Goal
Here are some records; copy every line that holds the word "title".

Data records
--
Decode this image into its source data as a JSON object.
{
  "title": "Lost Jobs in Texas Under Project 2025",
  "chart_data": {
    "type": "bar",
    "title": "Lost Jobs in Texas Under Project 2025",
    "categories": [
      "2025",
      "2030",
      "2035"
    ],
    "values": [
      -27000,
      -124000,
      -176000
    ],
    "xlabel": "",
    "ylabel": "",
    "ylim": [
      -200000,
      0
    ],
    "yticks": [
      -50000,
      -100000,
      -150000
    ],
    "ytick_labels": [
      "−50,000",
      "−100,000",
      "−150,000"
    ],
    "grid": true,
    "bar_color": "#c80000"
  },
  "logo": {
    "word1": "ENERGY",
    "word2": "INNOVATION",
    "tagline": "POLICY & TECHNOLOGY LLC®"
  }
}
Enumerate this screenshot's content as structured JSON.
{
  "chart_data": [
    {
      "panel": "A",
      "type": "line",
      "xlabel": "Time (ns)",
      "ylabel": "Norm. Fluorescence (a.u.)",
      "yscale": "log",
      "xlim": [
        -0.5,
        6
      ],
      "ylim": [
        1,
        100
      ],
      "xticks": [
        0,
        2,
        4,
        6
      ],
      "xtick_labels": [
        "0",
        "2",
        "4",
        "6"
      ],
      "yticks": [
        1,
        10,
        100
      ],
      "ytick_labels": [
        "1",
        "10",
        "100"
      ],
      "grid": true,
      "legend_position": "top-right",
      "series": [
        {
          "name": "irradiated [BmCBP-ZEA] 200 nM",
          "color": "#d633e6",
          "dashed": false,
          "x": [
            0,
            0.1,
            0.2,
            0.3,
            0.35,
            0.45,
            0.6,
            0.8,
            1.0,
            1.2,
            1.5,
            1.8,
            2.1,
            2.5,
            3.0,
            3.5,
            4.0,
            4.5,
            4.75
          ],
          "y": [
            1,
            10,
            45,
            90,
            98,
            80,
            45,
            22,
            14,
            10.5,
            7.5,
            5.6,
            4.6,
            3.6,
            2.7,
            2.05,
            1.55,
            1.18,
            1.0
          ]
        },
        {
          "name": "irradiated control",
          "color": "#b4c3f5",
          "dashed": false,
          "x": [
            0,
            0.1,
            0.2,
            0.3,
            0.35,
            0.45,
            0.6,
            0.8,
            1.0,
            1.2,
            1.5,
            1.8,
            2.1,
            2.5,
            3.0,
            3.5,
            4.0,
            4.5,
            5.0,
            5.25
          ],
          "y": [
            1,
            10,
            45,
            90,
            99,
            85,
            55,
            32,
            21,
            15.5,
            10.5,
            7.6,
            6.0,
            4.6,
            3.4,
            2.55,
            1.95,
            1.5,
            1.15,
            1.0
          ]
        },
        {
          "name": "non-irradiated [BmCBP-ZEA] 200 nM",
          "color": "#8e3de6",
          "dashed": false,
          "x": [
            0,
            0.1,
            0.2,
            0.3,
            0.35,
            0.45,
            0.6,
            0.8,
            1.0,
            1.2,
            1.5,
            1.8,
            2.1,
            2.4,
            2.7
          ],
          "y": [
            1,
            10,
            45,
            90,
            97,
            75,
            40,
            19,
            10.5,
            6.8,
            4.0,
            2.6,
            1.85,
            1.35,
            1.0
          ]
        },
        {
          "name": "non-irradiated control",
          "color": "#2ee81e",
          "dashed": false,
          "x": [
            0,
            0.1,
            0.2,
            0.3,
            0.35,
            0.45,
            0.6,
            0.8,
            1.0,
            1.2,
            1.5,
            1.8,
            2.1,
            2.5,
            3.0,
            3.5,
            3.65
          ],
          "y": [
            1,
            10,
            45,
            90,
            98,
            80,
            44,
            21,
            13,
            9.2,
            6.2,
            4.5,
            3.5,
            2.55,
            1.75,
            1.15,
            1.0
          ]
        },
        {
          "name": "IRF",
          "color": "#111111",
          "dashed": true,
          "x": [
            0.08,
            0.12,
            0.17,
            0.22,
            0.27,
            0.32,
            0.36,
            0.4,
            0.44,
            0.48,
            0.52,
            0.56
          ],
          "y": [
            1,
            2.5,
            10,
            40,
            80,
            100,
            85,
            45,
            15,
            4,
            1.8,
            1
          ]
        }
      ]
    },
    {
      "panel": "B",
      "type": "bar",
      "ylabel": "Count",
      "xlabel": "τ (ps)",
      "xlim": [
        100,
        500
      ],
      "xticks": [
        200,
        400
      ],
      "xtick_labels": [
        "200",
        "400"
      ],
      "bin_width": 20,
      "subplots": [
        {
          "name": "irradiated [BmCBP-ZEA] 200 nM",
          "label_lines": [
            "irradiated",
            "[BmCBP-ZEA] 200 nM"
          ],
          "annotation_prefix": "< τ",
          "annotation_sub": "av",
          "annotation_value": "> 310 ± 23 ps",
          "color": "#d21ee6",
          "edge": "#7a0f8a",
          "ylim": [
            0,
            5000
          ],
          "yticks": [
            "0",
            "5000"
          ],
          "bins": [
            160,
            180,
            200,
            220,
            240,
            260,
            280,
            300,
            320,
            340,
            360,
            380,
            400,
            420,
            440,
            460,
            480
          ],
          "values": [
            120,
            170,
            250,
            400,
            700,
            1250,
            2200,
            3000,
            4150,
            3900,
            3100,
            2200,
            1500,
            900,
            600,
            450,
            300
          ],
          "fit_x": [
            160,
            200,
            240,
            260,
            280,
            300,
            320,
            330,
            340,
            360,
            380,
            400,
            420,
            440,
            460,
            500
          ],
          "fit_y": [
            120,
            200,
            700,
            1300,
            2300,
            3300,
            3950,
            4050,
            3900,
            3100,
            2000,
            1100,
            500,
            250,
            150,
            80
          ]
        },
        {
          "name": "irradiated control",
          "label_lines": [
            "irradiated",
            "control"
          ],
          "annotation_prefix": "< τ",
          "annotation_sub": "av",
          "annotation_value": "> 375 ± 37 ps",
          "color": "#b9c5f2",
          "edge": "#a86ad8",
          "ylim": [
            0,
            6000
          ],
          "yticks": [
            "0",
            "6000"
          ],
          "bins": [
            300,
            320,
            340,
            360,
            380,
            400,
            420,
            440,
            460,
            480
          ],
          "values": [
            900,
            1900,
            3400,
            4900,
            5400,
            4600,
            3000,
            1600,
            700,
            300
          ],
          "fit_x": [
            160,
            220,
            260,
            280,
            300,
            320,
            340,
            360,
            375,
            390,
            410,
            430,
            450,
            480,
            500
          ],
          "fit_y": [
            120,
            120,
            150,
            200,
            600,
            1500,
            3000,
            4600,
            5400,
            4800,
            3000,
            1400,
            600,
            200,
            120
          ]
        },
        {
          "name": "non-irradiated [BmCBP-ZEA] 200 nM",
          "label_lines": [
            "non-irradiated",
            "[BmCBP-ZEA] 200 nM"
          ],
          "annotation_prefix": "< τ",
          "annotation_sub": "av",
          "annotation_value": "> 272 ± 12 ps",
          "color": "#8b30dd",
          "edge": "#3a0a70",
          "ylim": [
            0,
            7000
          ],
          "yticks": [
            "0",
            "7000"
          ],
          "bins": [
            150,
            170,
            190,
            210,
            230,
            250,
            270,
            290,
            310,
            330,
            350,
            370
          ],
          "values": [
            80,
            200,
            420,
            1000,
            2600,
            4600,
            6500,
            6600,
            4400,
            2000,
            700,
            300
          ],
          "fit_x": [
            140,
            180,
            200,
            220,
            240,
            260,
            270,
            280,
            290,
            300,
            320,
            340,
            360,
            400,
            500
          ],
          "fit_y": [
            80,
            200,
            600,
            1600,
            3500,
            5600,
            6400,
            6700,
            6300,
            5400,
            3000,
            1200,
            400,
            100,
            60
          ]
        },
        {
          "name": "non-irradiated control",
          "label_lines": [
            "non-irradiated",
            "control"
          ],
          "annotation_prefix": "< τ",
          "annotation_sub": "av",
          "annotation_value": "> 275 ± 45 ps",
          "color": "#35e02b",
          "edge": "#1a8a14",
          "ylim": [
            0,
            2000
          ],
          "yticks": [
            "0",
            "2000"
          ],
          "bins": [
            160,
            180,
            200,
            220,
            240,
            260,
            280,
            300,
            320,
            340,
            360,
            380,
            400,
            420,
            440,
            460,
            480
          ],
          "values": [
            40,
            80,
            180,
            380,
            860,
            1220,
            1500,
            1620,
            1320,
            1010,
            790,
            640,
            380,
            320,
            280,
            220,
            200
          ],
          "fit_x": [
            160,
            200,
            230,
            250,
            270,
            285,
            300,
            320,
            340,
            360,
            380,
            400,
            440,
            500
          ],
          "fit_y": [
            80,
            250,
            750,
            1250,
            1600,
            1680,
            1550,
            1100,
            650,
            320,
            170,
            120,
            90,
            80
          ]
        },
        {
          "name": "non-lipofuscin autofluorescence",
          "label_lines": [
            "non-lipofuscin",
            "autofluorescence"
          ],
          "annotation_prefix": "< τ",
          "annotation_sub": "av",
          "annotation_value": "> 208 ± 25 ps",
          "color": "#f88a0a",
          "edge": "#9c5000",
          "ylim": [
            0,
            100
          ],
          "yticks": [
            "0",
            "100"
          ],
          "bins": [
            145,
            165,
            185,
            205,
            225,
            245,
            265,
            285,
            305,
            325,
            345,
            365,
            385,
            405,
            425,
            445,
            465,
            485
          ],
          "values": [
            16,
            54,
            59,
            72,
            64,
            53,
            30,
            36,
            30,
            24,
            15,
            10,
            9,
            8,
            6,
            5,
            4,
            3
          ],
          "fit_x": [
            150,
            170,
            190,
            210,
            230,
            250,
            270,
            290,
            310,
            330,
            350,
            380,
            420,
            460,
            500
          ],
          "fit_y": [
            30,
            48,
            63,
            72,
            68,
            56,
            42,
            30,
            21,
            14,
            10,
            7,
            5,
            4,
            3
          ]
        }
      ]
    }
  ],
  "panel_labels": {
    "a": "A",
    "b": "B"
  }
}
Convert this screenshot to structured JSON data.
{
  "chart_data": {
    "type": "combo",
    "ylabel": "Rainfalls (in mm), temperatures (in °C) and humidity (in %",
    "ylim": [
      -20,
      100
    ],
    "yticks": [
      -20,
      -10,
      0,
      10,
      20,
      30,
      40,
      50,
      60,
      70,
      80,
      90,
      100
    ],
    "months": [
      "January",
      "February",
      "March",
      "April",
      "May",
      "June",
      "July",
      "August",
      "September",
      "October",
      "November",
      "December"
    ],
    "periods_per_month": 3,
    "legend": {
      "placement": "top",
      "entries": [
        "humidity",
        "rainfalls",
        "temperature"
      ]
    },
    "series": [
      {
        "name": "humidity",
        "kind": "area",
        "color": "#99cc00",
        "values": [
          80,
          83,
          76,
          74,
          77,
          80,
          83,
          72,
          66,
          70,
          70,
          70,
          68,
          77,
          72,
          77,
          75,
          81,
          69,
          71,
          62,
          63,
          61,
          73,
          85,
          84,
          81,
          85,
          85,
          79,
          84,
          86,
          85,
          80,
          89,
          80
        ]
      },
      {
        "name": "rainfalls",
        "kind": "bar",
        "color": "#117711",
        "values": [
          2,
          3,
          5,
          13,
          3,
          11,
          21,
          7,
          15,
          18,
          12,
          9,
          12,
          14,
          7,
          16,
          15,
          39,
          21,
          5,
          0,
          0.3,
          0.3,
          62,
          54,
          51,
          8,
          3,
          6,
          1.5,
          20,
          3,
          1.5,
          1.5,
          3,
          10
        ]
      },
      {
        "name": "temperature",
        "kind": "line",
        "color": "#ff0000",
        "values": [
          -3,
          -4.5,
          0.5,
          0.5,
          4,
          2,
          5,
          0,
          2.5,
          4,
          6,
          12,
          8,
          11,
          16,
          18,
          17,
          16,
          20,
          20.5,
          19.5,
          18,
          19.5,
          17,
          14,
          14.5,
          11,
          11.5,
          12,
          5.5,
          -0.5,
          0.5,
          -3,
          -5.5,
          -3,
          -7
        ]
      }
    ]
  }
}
--
Reply to the task
  "title": "Lost Jobs in Texas Under Project 2025",
    "title": "Lost Jobs in Texas Under Project 2025",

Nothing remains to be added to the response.